▶ _Data entries_

--------------------

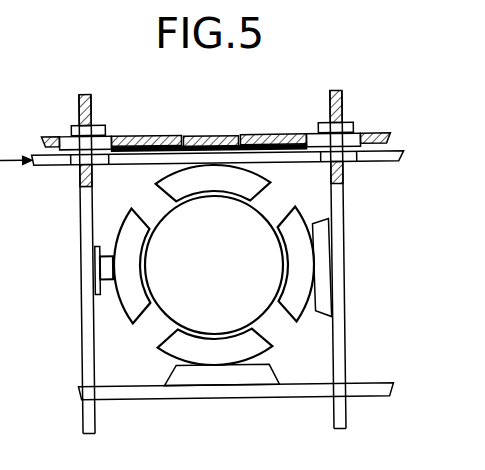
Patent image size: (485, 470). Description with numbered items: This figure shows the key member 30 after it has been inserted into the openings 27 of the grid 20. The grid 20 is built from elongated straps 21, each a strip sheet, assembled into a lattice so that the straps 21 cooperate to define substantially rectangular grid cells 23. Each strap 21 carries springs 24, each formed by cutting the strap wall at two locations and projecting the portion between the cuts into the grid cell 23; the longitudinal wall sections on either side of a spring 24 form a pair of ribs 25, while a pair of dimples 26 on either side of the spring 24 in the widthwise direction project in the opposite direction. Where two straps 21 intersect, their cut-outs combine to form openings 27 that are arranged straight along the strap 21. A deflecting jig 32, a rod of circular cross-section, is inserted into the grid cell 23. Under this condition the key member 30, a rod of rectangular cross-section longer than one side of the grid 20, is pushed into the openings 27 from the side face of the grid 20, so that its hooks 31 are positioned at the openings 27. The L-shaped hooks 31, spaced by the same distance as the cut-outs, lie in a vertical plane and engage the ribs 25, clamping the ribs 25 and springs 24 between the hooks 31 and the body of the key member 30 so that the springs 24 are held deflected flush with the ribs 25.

The grid 20 is at (352, 111).
The elongated strap 21 is at (86, 305).
The grid cell 23 is at (113, 336).
The spring 24 is at (206, 136).
The rib 25 is at (152, 136).
The dimple 26 is at (328, 270).
The opening 27 is at (86, 125).
The key member 30 is at (397, 160).
The hook 31 is at (72, 125).
The deflecting jig 32 is at (322, 213).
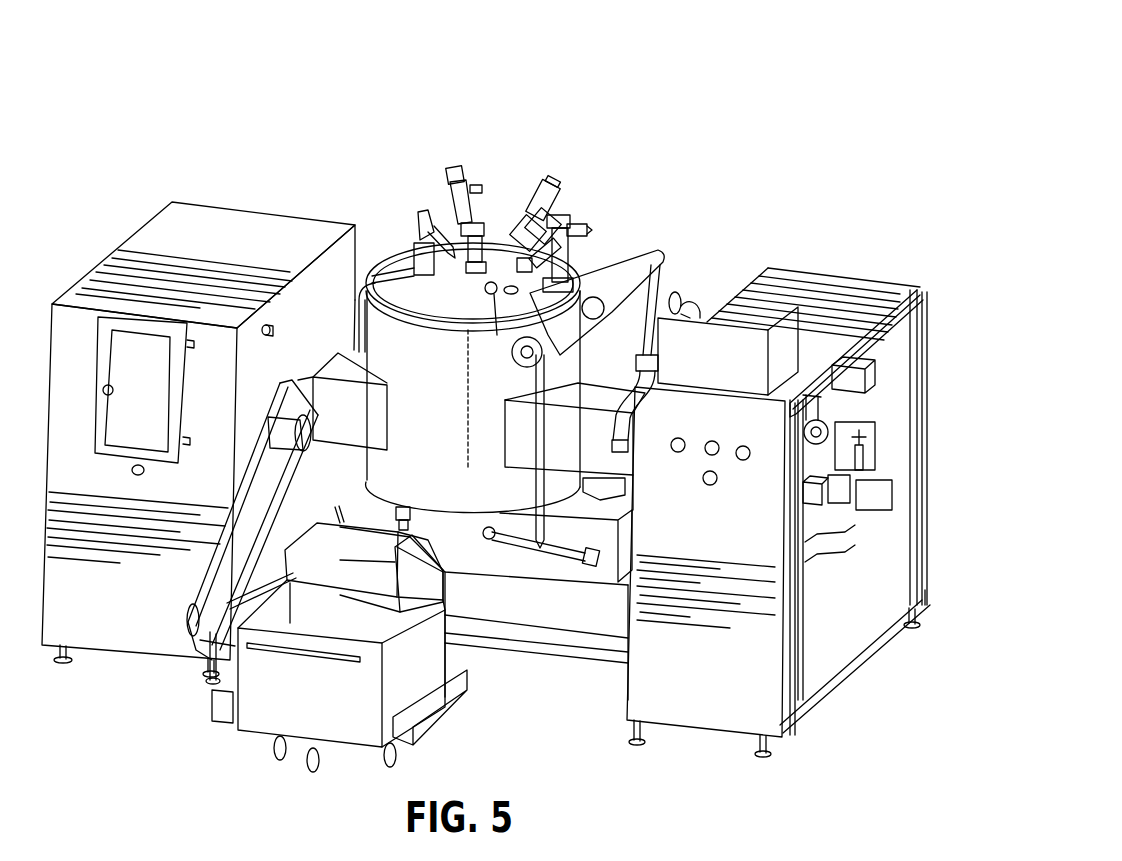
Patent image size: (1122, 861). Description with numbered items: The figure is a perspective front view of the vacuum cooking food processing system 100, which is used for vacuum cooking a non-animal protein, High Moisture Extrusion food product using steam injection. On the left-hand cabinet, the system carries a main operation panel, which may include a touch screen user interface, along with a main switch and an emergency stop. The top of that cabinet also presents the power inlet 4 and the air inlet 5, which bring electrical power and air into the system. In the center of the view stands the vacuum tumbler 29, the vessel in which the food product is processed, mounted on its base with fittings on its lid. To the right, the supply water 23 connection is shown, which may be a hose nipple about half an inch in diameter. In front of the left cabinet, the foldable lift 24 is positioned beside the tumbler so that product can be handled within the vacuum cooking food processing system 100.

The vacuum cooking food processing system 100 is at (740, 104).
The power inlet 4 is at (305, 235).
The air inlet 5 is at (273, 232).
The supply water 23 is at (705, 318).
The foldable lift 24 is at (213, 698).
The vacuum tumbler 29 is at (496, 535).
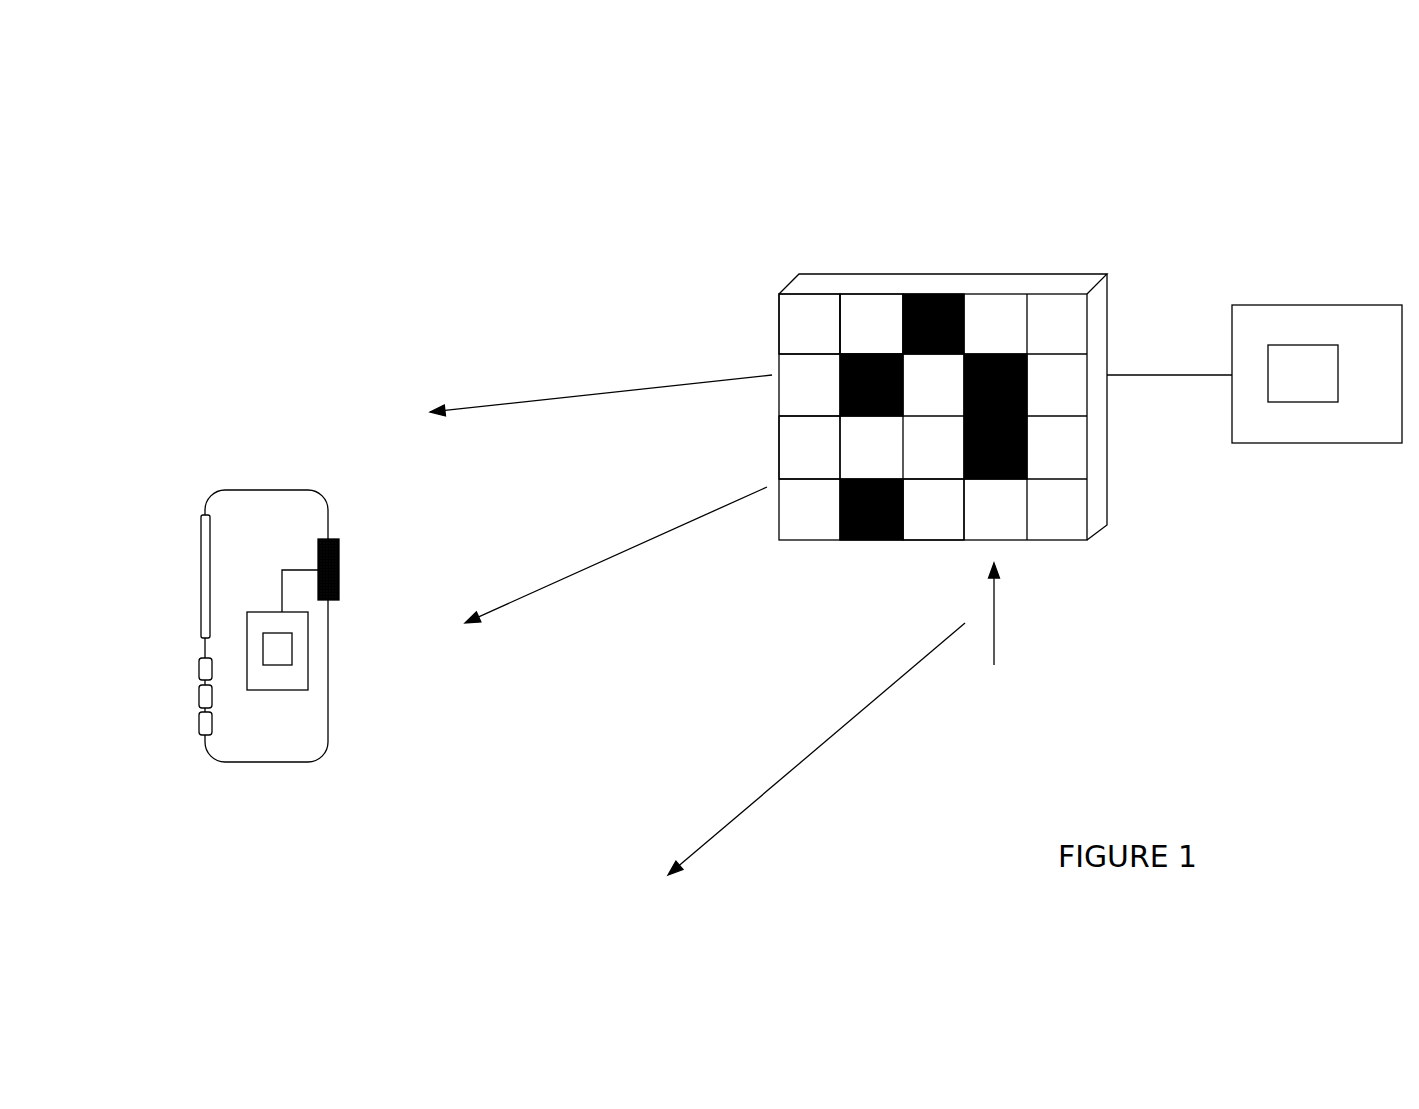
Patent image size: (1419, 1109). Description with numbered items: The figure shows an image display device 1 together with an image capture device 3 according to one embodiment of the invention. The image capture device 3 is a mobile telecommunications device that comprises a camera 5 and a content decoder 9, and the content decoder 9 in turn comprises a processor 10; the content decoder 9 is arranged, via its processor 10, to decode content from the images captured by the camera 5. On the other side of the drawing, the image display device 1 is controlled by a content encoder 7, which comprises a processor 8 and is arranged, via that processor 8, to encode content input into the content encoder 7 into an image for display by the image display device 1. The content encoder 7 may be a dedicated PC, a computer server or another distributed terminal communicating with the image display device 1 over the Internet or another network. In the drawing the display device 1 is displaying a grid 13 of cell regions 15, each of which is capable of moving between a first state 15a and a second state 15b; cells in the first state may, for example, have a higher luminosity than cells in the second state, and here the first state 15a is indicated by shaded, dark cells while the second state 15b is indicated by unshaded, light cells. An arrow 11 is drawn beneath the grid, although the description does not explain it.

The image display device 1 is at (1098, 546).
The image capture device 3 is at (291, 767).
The camera 5 is at (345, 551).
The content encoder 7 is at (1371, 435).
The processor 8 is at (1304, 360).
The content decoder 9 is at (244, 594).
The processor 10 is at (258, 654).
The light emission direction 11 is at (992, 632).
The grid 13 is at (829, 303).
The cell regions 15 is at (889, 300).
The first state 15a is at (844, 549).
The second state 15b is at (928, 531).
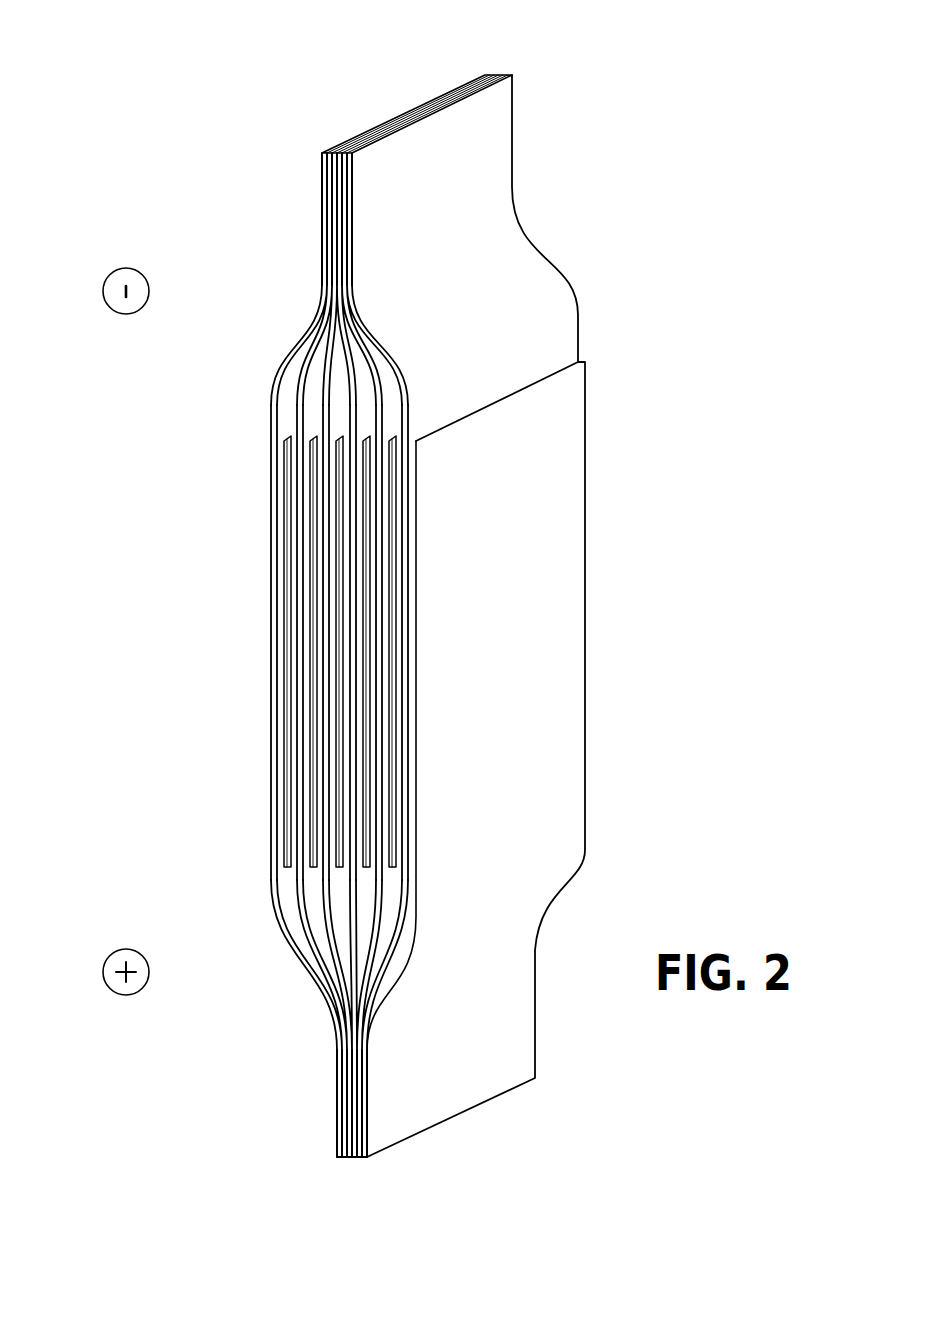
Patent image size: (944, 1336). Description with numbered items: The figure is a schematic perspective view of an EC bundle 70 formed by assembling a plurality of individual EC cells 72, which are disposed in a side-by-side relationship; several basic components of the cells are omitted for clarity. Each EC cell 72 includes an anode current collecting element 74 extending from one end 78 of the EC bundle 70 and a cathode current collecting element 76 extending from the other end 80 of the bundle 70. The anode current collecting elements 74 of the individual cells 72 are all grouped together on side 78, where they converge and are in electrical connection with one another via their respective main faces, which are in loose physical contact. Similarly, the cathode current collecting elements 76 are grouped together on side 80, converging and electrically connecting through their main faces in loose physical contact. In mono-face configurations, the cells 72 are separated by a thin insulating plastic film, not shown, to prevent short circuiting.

The EC bundle 70 is at (132, 122).
The EC cell 72 is at (276, 563).
The anode current collecting element 74 is at (406, 405).
The cathode current collecting element 76 is at (410, 938).
The end of the EC bundle 78 is at (586, 33).
The other end of the EC bundle 80 is at (210, 873).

--------------------

▶ _Assignment_
Your output should be an exact copy of the lines from the one containing "Patent image size: (944, 1336)." through the last line of the data above.

▶ _Exercise answer_
Patent image size: (944, 1336). Description with numbered items: The figure is a schematic perspective view of an EC bundle 70 formed by assembling a plurality of individual EC cells 72, which are disposed in a side-by-side relationship; several basic components of the cells are omitted for clarity. Each EC cell 72 includes an anode current collecting element 74 extending from one end 78 of the EC bundle 70 and a cathode current collecting element 76 extending from the other end 80 of the bundle 70. The anode current collecting elements 74 of the individual cells 72 are all grouped together on side 78, where they converge and are in electrical connection with one another via their respective main faces, which are in loose physical contact. Similarly, the cathode current collecting elements 76 are grouped together on side 80, converging and electrically connecting through their main faces in loose physical contact. In mono-face configurations, the cells 72 are separated by a thin insulating plastic film, not shown, to prevent short circuiting.

The EC bundle 70 is at (132, 122).
The EC cell 72 is at (276, 563).
The anode current collecting element 74 is at (406, 405).
The cathode current collecting element 76 is at (410, 938).
The end of the EC bundle 78 is at (586, 33).
The other end of the EC bundle 80 is at (210, 873).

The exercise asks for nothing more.